-- Exercise goal --
Locate every line in the records below that holds the word "cotton" and return each one.

-- Source data --
——————————
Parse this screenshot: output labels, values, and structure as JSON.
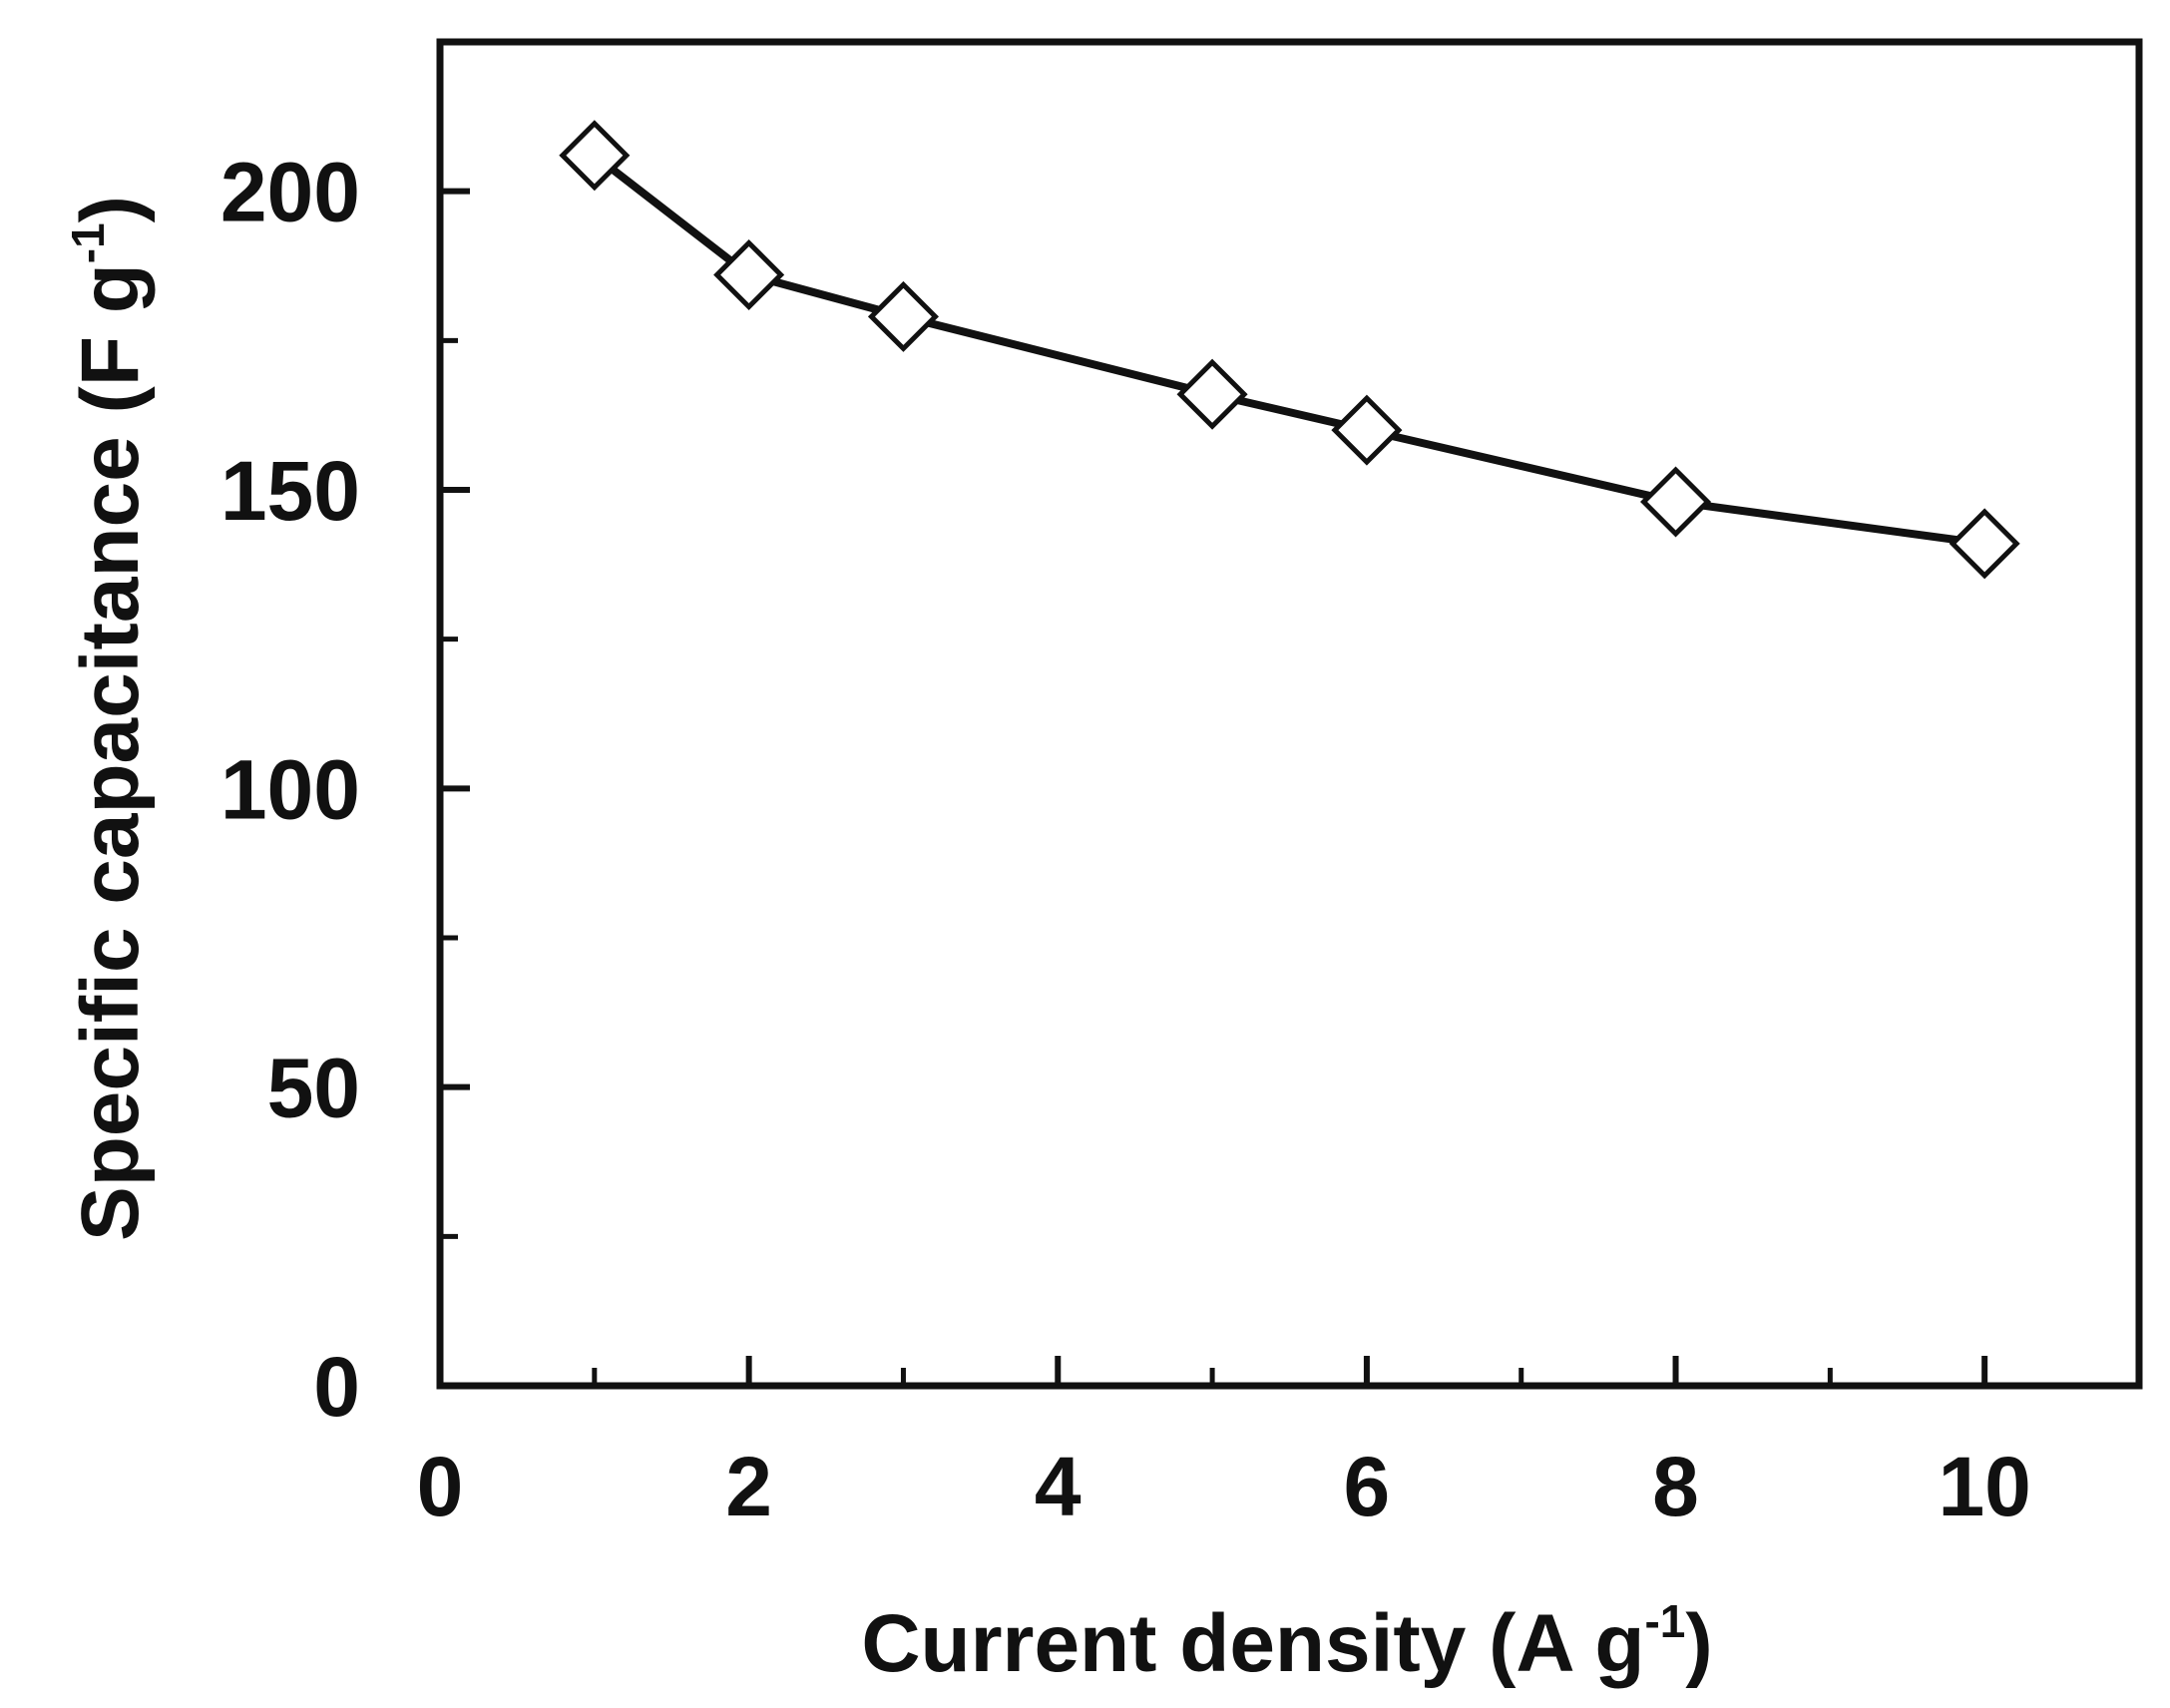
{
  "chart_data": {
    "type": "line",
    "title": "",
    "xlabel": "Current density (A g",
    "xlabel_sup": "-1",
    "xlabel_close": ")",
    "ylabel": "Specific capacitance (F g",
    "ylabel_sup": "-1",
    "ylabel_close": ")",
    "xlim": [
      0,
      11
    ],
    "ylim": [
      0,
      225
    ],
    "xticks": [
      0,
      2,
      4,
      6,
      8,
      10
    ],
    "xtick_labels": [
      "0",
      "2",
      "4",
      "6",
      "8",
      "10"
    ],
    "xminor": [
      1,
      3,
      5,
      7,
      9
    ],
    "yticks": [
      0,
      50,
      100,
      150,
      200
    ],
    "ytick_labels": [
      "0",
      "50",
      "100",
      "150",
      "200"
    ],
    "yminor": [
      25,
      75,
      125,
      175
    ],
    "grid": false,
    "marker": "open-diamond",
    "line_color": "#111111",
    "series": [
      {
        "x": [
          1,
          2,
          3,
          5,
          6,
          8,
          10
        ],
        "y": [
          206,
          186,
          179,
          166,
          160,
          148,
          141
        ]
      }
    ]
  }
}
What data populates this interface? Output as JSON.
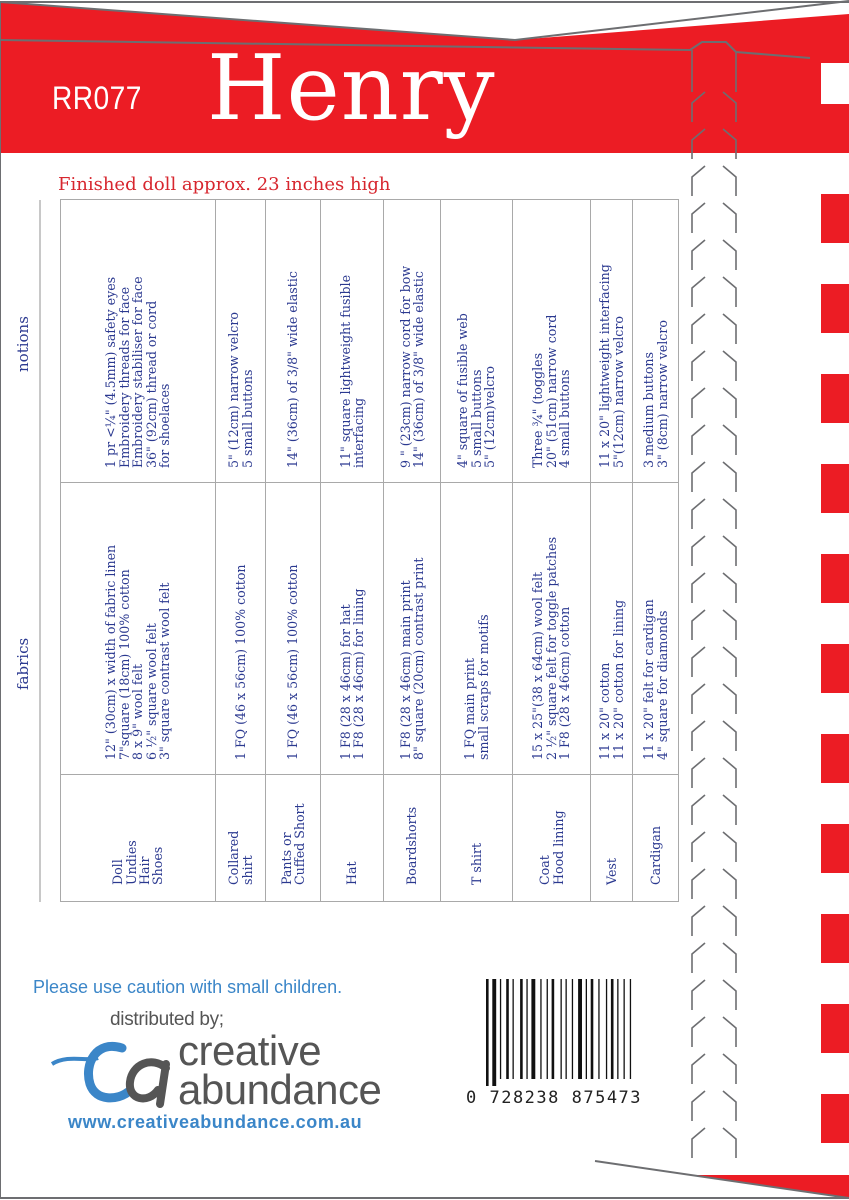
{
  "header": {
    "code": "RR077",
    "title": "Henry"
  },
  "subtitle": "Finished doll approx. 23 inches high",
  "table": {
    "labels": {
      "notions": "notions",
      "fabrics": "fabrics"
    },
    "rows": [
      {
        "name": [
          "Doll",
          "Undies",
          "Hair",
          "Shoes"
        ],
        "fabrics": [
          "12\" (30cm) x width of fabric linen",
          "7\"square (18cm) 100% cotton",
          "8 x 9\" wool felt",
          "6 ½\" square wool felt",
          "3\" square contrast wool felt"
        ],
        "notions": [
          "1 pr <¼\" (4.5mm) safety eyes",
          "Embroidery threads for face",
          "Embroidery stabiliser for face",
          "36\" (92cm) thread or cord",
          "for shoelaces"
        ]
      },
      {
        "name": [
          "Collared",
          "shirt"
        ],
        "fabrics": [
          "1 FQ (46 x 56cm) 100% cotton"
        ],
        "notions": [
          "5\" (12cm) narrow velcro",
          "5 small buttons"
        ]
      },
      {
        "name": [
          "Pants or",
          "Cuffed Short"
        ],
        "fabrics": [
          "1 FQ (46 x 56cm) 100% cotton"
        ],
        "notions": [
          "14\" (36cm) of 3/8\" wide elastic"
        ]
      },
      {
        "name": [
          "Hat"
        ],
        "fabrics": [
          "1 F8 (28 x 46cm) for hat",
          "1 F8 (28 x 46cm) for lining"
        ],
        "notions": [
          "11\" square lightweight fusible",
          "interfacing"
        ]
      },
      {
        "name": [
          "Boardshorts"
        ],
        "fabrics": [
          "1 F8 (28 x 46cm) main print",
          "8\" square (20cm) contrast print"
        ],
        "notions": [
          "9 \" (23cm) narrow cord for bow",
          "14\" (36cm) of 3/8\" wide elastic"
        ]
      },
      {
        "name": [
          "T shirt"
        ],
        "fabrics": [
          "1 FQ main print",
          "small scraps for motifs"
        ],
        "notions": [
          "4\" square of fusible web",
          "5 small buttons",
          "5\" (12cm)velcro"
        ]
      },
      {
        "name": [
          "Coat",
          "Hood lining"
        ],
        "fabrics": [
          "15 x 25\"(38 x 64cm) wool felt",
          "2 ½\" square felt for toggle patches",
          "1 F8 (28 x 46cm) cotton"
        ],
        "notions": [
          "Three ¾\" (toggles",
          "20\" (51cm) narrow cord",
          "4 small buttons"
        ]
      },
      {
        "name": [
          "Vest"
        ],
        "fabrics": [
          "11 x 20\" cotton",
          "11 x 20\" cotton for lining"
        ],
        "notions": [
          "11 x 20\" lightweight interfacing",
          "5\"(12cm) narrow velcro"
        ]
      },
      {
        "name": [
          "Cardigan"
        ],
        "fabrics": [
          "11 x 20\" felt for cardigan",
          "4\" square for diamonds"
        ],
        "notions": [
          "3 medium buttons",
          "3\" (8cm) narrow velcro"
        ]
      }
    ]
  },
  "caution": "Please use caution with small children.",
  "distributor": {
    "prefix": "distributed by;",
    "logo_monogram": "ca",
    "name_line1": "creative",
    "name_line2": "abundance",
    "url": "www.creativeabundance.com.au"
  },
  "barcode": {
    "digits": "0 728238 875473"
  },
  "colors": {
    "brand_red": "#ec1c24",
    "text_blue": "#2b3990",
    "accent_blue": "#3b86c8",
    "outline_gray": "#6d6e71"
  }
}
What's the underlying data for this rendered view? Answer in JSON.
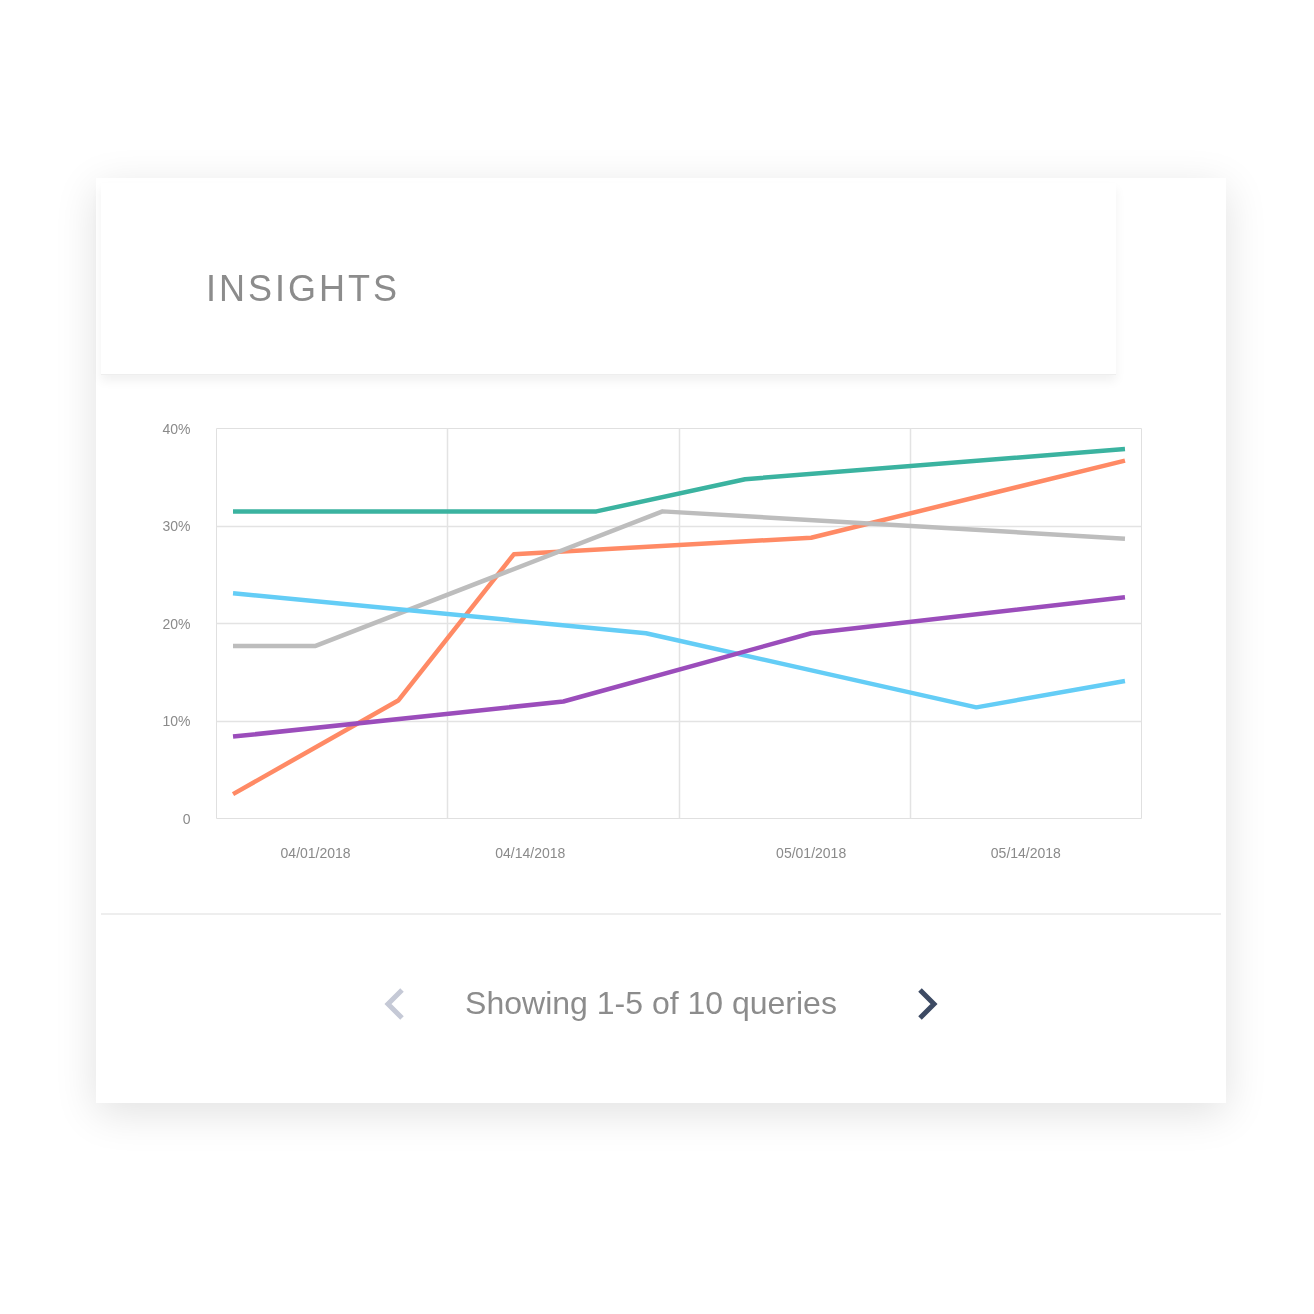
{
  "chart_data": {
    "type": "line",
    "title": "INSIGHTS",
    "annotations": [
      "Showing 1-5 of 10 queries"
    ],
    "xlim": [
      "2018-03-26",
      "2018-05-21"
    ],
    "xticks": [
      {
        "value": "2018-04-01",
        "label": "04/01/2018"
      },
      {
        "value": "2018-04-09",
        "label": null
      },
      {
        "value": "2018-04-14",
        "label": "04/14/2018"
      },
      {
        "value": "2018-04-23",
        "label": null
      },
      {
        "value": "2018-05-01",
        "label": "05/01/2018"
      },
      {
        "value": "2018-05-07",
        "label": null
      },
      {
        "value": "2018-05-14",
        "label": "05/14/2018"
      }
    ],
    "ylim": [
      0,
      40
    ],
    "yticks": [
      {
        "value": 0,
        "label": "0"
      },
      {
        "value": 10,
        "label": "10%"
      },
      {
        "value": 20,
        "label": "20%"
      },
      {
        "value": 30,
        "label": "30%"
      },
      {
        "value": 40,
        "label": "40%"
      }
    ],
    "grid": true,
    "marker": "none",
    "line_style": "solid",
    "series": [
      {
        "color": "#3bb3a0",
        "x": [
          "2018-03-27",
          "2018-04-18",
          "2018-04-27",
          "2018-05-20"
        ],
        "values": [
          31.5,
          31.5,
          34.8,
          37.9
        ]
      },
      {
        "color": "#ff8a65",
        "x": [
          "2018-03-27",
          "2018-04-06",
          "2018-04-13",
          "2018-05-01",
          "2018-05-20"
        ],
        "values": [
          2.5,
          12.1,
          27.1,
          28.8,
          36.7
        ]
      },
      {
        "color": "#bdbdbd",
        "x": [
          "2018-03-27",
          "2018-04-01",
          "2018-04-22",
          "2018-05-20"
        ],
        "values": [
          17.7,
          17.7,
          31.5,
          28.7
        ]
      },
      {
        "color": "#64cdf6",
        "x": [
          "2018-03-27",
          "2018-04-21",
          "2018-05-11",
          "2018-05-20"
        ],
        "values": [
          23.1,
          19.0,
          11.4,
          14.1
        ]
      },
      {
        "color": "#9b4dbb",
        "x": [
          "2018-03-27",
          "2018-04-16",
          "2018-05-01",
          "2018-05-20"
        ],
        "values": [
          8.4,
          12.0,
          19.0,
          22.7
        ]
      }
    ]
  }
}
——————————
-- Answer for this exercise --
          "7\"square (18cm) 100% cotton",
          "1 FQ (46 x 56cm) 100% cotton"
          "1 FQ (46 x 56cm) 100% cotton"
          "1 F8 (28 x 46cm) cotton"
          "11 x 20\" cotton",
          "11 x 20\" cotton for lining"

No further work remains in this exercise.